Exercise aim:
The records below are to be quoted in full; please keep every word exact.

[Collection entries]
+---+
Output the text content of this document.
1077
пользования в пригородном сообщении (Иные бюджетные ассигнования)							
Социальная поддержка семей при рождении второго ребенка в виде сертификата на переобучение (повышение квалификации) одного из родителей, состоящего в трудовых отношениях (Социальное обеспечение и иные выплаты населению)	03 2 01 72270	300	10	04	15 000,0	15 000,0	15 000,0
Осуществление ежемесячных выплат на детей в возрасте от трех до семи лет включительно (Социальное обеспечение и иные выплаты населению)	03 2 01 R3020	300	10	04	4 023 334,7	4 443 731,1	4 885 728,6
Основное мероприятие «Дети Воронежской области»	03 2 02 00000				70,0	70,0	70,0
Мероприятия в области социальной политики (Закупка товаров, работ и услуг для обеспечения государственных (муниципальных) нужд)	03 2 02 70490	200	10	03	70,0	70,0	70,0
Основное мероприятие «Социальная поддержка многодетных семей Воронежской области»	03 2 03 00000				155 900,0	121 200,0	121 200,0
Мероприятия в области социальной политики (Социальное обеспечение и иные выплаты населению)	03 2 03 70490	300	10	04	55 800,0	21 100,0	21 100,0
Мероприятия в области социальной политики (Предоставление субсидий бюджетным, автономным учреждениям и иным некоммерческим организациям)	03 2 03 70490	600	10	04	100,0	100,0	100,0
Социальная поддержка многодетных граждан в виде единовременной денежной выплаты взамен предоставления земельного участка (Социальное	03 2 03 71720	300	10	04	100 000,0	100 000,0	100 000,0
+---+
Task response:
Output the text content of this document.
1077
пользования в пригородном сообщении (Иные бюджетные ассигнования)							
Социальная поддержка семей при рождении второго ребенка в виде сертификата на переобучение (повышение квалификации) одного из родителей, состоящего в трудовых отношениях (Социальное обеспечение и иные выплаты населению)	03 2 01 72270	300	10	04	15 000,0	15 000,0	15 000,0
Осуществление ежемесячных выплат на детей в возрасте от трех до семи лет включительно (Социальное обеспечение и иные выплаты населению)	03 2 01 R3020	300	10	04	4 023 334,7	4 443 731,1	4 885 728,6
Основное мероприятие «Дети Воронежской области»	03 2 02 00000				70,0	70,0	70,0
Мероприятия в области социальной политики (Закупка товаров, работ и услуг для обеспечения государственных (муниципальных) нужд)	03 2 02 70490	200	10	03	70,0	70,0	70,0
Основное мероприятие «Социальная поддержка многодетных семей Воронежской области»	03 2 03 00000				155 900,0	121 200,0	121 200,0
Мероприятия в области социальной политики (Социальное обеспечение и иные выплаты населению)	03 2 03 70490	300	10	04	55 800,0	21 100,0	21 100,0
Мероприятия в области социальной политики (Предоставление субсидий бюджетным, автономным учреждениям и иным некоммерческим организациям)	03 2 03 70490	600	10	04	100,0	100,0	100,0
Социальная поддержка многодетных граждан в виде единовременной денежной выплаты взамен предоставления земельного участка (Социальное	03 2 03 71720	300	10	04	100 000,0	100 000,0	100 000,0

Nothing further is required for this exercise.